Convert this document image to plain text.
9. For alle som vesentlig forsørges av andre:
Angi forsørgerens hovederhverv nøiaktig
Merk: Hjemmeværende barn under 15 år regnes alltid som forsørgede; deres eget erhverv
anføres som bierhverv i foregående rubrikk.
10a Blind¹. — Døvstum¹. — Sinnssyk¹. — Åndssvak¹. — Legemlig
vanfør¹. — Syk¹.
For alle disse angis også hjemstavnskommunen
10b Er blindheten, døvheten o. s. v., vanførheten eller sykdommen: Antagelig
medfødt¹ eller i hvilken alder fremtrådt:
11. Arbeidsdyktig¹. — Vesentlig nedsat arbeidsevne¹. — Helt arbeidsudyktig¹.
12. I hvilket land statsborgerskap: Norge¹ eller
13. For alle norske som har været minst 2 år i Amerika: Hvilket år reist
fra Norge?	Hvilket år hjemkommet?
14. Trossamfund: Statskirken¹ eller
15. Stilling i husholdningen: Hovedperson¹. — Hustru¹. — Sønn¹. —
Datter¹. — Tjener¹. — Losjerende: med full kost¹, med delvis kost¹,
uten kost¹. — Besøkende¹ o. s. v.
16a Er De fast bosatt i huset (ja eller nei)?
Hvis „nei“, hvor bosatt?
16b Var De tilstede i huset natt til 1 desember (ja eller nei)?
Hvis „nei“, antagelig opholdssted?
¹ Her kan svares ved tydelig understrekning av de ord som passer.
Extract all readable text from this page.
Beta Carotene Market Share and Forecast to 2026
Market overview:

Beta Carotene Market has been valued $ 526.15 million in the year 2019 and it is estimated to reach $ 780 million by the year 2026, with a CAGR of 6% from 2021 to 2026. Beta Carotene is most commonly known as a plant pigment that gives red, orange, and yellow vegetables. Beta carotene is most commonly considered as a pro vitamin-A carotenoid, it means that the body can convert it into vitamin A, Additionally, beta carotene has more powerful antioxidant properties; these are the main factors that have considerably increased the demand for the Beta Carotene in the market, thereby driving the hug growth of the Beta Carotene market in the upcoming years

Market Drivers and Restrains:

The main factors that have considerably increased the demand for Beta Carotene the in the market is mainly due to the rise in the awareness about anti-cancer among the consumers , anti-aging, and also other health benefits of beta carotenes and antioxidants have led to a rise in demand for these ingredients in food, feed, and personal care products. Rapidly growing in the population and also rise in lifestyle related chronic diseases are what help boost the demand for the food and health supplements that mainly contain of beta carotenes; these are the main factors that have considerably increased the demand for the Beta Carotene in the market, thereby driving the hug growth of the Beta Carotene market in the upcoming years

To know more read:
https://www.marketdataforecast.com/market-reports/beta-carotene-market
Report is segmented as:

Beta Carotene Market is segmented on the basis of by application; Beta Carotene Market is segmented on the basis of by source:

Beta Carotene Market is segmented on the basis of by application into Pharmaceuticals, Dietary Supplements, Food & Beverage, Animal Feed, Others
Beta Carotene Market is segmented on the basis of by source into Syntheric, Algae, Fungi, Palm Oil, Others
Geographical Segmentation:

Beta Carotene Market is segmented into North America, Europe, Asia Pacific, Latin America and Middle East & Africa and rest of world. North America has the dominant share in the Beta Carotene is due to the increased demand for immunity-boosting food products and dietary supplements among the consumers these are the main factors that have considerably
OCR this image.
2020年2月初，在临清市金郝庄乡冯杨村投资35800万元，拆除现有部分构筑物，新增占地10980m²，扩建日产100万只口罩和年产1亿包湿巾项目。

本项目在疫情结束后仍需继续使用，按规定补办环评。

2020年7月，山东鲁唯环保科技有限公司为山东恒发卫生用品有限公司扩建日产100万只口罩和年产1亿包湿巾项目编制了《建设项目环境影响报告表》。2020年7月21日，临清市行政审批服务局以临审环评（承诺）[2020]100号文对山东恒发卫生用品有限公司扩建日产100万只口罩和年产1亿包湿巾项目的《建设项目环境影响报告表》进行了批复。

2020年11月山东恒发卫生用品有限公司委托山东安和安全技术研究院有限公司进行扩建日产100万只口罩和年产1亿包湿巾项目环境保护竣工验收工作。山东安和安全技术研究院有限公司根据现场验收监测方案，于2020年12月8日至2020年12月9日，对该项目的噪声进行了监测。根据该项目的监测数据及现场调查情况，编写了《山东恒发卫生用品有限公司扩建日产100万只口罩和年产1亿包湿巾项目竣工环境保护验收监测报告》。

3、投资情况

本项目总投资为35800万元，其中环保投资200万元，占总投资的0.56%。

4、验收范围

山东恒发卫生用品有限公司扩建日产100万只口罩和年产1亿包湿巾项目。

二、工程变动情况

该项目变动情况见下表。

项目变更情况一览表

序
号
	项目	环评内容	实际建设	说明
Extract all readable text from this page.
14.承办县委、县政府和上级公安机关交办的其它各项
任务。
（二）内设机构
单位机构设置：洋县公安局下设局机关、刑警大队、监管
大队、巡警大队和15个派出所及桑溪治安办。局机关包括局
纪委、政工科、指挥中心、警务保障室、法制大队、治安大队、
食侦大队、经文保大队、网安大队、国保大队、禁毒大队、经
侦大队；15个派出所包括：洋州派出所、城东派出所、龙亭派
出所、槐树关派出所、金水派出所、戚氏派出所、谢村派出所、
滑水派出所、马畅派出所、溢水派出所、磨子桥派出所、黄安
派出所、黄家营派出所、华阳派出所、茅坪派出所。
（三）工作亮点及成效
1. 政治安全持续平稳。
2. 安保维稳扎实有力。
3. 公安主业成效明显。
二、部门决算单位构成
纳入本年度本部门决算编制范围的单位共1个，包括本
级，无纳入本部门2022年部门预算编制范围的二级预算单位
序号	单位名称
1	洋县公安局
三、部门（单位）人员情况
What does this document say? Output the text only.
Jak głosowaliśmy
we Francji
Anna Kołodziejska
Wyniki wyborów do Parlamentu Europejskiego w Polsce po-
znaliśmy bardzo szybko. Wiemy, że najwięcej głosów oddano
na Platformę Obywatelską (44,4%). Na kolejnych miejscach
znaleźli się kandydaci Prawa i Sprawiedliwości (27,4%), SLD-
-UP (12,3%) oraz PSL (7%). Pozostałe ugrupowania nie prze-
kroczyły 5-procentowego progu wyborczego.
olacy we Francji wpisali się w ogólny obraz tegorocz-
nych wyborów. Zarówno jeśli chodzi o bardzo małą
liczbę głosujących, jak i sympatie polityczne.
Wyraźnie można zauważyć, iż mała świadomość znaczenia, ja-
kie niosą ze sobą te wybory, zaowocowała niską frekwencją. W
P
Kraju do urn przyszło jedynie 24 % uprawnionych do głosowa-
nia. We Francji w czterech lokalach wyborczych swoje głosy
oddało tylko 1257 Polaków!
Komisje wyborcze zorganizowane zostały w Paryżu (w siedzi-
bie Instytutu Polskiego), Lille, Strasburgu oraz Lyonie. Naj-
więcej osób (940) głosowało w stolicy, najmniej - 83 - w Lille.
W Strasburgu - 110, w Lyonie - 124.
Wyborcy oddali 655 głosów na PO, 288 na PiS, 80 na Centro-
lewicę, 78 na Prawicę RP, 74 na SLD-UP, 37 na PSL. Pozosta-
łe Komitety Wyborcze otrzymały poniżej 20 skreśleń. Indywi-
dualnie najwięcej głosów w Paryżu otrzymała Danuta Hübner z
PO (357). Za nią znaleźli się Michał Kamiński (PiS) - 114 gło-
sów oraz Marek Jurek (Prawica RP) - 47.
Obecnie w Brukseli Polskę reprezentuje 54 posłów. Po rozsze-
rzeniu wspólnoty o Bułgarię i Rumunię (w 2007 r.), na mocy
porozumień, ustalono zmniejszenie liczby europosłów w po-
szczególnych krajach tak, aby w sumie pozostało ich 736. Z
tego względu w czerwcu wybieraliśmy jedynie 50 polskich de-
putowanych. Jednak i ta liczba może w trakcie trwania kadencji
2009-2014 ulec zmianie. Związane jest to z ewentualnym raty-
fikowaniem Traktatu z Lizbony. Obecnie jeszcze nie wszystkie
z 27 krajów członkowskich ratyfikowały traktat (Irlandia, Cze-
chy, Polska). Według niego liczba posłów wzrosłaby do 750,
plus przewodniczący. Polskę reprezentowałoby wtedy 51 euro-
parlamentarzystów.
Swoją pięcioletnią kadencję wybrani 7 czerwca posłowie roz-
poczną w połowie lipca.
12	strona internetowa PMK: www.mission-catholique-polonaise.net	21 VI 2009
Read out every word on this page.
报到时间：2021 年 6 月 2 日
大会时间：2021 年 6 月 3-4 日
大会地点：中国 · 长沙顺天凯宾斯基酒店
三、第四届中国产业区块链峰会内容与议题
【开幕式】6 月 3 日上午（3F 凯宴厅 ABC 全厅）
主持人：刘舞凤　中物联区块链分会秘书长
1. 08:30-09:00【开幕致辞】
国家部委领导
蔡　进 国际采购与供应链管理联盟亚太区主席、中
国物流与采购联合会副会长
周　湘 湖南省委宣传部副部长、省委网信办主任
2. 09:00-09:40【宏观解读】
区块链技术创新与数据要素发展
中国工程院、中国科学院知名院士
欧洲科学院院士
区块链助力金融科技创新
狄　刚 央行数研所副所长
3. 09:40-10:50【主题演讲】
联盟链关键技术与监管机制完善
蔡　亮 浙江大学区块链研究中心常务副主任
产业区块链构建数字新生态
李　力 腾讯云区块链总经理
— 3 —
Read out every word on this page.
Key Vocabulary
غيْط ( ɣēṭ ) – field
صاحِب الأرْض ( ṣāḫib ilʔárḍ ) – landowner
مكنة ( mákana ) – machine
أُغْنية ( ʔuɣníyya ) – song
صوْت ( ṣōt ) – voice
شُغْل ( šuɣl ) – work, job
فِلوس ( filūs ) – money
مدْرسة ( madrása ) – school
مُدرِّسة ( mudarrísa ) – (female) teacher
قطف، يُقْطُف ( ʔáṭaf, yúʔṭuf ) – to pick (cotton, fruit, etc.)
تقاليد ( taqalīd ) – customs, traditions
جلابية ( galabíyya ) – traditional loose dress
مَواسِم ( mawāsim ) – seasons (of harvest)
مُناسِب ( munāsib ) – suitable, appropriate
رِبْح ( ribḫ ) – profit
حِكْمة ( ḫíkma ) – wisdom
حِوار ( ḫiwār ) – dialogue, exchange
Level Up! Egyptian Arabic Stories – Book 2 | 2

====

• _What to produce_
Report the number of lines of the listing above that hold the string "Polskę", with no other text.

• _Reply_
2